→ **REQUIREMENTS**
Copy the listing verbatim, excluding any images found in it.

Figure content listings:
··········

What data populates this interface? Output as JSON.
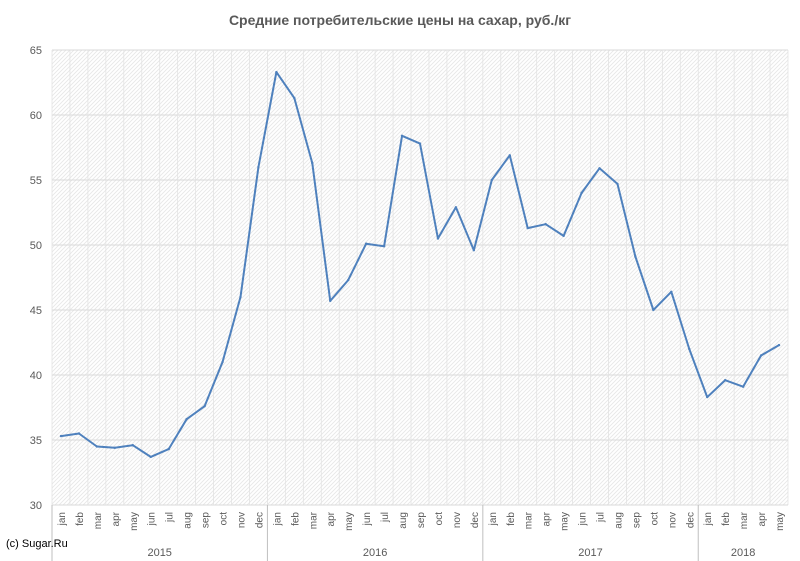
{
  "chart_data": {
    "type": "line",
    "title": "Средние потребительские цены на сахар, руб./кг",
    "xlabel": "",
    "ylabel": "",
    "ylim": [
      30,
      65
    ],
    "yticks": [
      30,
      35,
      40,
      45,
      50,
      55,
      60,
      65
    ],
    "grid": true,
    "legend": "none",
    "line_color": "#4F81BD",
    "months": [
      "jan",
      "feb",
      "mar",
      "apr",
      "may",
      "jun",
      "jul",
      "aug",
      "sep",
      "oct",
      "nov",
      "dec",
      "jan",
      "feb",
      "mar",
      "apr",
      "may",
      "jun",
      "jul",
      "aug",
      "sep",
      "oct",
      "nov",
      "dec",
      "jan",
      "feb",
      "mar",
      "apr",
      "may",
      "jun",
      "jul",
      "aug",
      "sep",
      "oct",
      "nov",
      "dec",
      "jan",
      "feb",
      "mar",
      "apr",
      "may"
    ],
    "years": [
      {
        "label": "2015",
        "months": 12
      },
      {
        "label": "2016",
        "months": 12
      },
      {
        "label": "2017",
        "months": 12
      },
      {
        "label": "2018",
        "months": 5
      }
    ],
    "series": [
      {
        "values": [
          35.3,
          35.5,
          34.5,
          34.4,
          34.6,
          33.7,
          34.3,
          36.6,
          37.6,
          41.0,
          46.0,
          56.0,
          63.3,
          61.3,
          56.3,
          45.7,
          47.3,
          50.1,
          49.9,
          58.4,
          57.8,
          50.5,
          52.9,
          49.6,
          55.0,
          56.9,
          51.3,
          51.6,
          50.7,
          54.0,
          55.9,
          54.7,
          49.1,
          45.0,
          46.4,
          42.0,
          38.3,
          39.6,
          39.1,
          41.5,
          42.3
        ]
      }
    ]
  },
  "footer": {
    "copyright": "(c) Sugar.Ru"
  }
}
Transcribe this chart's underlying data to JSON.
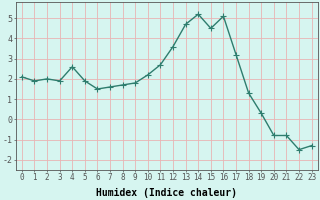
{
  "x": [
    0,
    1,
    2,
    3,
    4,
    5,
    6,
    7,
    8,
    9,
    10,
    11,
    12,
    13,
    14,
    15,
    16,
    17,
    18,
    19,
    20,
    21,
    22,
    23
  ],
  "y": [
    2.1,
    1.9,
    2.0,
    1.9,
    2.6,
    1.9,
    1.5,
    1.6,
    1.7,
    1.8,
    2.2,
    2.7,
    3.6,
    4.7,
    5.2,
    4.5,
    5.1,
    3.2,
    1.3,
    0.3,
    -0.8,
    -0.8,
    -1.5,
    -1.3
  ],
  "line_color": "#2e7d6e",
  "marker": "+",
  "markersize": 4,
  "linewidth": 1.0,
  "xlabel": "Humidex (Indice chaleur)",
  "xlabel_fontsize": 7,
  "bg_color": "#d6f5f0",
  "grid_color": "#e8b4b4",
  "axis_color": "#555555",
  "ylim": [
    -2.5,
    5.8
  ],
  "yticks": [
    -2,
    -1,
    0,
    1,
    2,
    3,
    4,
    5
  ],
  "xlim": [
    -0.5,
    23.5
  ],
  "xticks": [
    0,
    1,
    2,
    3,
    4,
    5,
    6,
    7,
    8,
    9,
    10,
    11,
    12,
    13,
    14,
    15,
    16,
    17,
    18,
    19,
    20,
    21,
    22,
    23
  ],
  "tick_fontsize": 5.5,
  "ytick_fontsize": 6.0
}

··········

→ **RESPONSE**
What data populates this interface? Output as JSON.
{
  "chart_data": {
    "type": "line",
    "title": "Средние потребительские цены на сахар, руб./кг",
    "xlabel": "",
    "ylabel": "",
    "ylim": [
      30,
      65
    ],
    "yticks": [
      30,
      35,
      40,
      45,
      50,
      55,
      60,
      65
    ],
    "grid": true,
    "legend": "none",
    "line_color": "#4F81BD",
    "months": [
      "jan",
      "feb",
      "mar",
      "apr",
      "may",
      "jun",
      "jul",
      "aug",
      "sep",
      "oct",
      "nov",
      "dec",
      "jan",
      "feb",
      "mar",
      "apr",
      "may",
      "jun",
      "jul",
      "aug",
      "sep",
      "oct",
      "nov",
      "dec",
      "jan",
      "feb",
      "mar",
      "apr",
      "may",
      "jun",
      "jul",
      "aug",
      "sep",
      "oct",
      "nov",
      "dec",
      "jan",
      "feb",
      "mar",
      "apr",
      "may"
    ],
    "years": [
      {
        "label": "2015",
        "months": 12
      },
      {
        "label": "2016",
        "months": 12
      },
      {
        "label": "2017",
        "months": 12
      },
      {
        "label": "2018",
        "months": 5
      }
    ],
    "series": [
      {
        "values": [
          35.3,
          35.5,
          34.5,
          34.4,
          34.6,
          33.7,
          34.3,
          36.6,
          37.6,
          41.0,
          46.0,
          56.0,
          63.3,
          61.3,
          56.3,
          45.7,
          47.3,
          50.1,
          49.9,
          58.4,
          57.8,
          50.5,
          52.9,
          49.6,
          55.0,
          56.9,
          51.3,
          51.6,
          50.7,
          54.0,
          55.9,
          54.7,
          49.1,
          45.0,
          46.4,
          42.0,
          38.3,
          39.6,
          39.1,
          41.5,
          42.3
        ]
      }
    ]
  },
  "footer": {
    "copyright": "(c) Sugar.Ru"
  }
}
Transcribe this chart's underlying data to JSON.
{
  "x": [
    0,
    1,
    2,
    3,
    4,
    5,
    6,
    7,
    8,
    9,
    10,
    11,
    12,
    13,
    14,
    15,
    16,
    17,
    18,
    19,
    20,
    21,
    22,
    23
  ],
  "y": [
    2.1,
    1.9,
    2.0,
    1.9,
    2.6,
    1.9,
    1.5,
    1.6,
    1.7,
    1.8,
    2.2,
    2.7,
    3.6,
    4.7,
    5.2,
    4.5,
    5.1,
    3.2,
    1.3,
    0.3,
    -0.8,
    -0.8,
    -1.5,
    -1.3
  ],
  "line_color": "#2e7d6e",
  "marker": "+",
  "markersize": 4,
  "linewidth": 1.0,
  "xlabel": "Humidex (Indice chaleur)",
  "xlabel_fontsize": 7,
  "bg_color": "#d6f5f0",
  "grid_color": "#e8b4b4",
  "axis_color": "#555555",
  "ylim": [
    -2.5,
    5.8
  ],
  "yticks": [
    -2,
    -1,
    0,
    1,
    2,
    3,
    4,
    5
  ],
  "xlim": [
    -0.5,
    23.5
  ],
  "xticks": [
    0,
    1,
    2,
    3,
    4,
    5,
    6,
    7,
    8,
    9,
    10,
    11,
    12,
    13,
    14,
    15,
    16,
    17,
    18,
    19,
    20,
    21,
    22,
    23
  ],
  "tick_fontsize": 5.5,
  "ytick_fontsize": 6.0
}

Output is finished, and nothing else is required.